> GIVEN REQUEST
Find each line with the string "content" and report it.

> ENTRIES
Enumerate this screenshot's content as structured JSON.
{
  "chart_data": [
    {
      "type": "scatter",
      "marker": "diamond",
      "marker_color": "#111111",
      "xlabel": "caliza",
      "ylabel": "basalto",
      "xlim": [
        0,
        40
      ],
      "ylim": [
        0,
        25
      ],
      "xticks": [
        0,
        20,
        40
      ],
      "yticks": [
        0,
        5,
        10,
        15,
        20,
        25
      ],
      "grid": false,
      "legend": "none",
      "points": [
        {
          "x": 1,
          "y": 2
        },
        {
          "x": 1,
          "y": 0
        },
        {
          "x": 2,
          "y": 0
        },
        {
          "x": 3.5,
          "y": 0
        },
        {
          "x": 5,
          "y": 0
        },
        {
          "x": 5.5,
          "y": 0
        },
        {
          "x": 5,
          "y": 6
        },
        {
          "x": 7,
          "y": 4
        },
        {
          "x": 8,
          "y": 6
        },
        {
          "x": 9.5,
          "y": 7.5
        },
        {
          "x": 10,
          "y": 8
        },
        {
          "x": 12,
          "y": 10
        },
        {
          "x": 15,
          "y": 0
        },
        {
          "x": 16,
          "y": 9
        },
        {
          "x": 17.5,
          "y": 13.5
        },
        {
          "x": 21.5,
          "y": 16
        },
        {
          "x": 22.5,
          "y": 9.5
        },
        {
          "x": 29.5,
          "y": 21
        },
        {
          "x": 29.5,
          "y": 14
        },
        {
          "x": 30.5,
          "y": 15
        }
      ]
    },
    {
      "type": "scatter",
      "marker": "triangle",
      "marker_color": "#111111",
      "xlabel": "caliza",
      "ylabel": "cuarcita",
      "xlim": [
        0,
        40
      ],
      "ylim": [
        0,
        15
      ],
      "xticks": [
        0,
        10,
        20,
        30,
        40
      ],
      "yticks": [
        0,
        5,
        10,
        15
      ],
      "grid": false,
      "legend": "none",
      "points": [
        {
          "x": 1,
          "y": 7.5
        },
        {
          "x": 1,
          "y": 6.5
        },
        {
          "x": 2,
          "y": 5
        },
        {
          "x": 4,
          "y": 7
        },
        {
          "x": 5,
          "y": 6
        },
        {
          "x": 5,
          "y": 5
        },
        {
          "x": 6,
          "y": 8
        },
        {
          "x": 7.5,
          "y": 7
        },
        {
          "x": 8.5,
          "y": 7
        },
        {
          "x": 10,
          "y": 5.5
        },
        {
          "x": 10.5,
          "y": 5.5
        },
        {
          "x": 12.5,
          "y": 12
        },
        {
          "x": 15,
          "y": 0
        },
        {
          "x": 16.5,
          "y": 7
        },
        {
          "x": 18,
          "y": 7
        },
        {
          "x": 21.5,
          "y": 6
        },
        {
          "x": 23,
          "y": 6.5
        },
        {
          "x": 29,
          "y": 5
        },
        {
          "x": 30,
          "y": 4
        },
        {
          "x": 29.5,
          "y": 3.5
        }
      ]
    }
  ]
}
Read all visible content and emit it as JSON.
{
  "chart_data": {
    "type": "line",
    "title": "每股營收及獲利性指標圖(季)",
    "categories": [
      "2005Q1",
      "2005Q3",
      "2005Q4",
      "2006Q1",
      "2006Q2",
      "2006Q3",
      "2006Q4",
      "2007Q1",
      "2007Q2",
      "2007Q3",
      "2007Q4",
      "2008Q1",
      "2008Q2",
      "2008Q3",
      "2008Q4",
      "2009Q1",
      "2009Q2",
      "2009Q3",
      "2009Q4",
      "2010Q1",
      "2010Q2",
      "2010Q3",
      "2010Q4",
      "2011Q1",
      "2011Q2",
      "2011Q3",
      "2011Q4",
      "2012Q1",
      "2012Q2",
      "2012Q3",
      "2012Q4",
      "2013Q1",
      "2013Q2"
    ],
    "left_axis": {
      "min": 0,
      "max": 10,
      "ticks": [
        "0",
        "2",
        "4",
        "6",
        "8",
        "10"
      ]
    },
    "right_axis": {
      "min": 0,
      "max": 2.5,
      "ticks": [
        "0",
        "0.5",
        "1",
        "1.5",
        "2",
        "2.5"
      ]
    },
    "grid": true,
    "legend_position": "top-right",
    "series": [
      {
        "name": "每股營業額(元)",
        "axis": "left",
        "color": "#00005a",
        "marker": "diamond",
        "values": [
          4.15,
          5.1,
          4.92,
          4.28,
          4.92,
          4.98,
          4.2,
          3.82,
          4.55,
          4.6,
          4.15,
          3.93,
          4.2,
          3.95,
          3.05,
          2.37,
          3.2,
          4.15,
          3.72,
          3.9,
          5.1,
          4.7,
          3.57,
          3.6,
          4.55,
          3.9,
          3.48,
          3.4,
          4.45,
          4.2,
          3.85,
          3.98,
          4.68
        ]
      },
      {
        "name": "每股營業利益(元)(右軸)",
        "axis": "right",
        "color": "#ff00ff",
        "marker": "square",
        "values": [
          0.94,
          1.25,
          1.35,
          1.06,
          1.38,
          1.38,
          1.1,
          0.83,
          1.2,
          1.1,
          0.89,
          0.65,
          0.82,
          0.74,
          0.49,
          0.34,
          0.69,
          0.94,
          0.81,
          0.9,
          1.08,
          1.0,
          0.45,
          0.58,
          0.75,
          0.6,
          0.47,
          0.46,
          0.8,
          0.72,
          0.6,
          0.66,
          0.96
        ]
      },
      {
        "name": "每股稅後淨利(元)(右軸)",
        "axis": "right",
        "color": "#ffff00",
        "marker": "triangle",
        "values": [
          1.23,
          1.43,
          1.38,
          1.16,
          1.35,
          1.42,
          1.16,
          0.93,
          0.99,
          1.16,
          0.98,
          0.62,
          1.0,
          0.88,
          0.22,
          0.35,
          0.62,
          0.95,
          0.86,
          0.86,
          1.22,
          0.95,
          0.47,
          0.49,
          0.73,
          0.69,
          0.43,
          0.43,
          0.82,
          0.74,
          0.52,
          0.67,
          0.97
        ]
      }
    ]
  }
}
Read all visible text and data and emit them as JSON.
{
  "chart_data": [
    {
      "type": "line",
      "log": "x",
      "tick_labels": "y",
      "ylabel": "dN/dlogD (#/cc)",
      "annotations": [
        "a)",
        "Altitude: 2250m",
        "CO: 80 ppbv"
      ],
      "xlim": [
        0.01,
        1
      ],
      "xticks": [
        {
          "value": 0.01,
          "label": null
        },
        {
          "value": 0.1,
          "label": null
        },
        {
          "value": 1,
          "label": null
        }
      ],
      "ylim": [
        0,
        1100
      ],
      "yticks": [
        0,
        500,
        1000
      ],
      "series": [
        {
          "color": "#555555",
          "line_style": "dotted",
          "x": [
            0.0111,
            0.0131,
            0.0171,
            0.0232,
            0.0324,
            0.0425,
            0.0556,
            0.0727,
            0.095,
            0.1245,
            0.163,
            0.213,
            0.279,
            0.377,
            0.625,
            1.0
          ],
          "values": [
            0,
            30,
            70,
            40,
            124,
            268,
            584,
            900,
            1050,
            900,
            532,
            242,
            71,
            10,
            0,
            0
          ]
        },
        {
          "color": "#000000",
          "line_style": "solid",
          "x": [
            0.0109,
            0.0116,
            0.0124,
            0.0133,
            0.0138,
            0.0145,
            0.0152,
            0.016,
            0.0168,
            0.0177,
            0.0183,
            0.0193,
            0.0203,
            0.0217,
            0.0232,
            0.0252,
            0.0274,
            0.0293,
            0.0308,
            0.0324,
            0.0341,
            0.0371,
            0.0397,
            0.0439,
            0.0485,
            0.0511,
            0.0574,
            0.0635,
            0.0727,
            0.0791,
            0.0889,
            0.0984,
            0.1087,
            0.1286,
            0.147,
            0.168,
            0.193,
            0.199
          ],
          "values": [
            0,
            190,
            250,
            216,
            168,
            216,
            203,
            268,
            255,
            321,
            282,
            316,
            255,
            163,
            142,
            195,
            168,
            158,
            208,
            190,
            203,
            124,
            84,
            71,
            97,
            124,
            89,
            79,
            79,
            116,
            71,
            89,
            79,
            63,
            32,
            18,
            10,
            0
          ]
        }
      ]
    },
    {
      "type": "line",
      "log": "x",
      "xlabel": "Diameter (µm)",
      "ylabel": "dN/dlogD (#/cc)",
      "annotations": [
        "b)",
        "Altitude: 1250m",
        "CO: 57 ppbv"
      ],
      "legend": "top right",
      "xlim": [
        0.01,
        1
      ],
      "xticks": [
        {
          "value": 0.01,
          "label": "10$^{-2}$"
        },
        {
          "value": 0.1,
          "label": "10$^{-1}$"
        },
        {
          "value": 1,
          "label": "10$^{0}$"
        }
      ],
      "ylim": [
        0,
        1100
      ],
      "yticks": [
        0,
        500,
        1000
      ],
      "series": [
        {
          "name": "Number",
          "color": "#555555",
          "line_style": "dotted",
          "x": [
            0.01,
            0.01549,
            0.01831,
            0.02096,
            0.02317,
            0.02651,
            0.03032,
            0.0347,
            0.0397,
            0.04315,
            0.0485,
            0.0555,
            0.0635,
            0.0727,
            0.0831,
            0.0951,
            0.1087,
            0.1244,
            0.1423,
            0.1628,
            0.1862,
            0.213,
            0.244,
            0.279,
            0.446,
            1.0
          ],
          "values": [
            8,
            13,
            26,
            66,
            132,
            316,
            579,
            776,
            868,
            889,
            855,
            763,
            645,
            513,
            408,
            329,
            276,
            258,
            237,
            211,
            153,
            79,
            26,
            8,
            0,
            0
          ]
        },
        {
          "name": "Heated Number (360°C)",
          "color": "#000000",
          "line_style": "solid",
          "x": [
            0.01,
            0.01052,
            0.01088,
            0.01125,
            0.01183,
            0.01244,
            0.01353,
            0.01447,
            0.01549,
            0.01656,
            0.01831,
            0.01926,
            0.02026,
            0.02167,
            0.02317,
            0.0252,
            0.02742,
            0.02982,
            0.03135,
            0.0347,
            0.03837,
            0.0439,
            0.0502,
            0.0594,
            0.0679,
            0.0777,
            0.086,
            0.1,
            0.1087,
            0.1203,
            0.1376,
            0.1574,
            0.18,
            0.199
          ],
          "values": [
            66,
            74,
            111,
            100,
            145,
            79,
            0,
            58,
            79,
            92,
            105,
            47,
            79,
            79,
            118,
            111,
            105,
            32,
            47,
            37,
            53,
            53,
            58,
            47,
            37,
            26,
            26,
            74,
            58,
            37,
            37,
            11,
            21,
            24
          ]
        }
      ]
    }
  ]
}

> RESPONSE TO THE EXERCISE
Enumerate this screenshot's content as structured JSON.
Read all visible content and emit it as JSON.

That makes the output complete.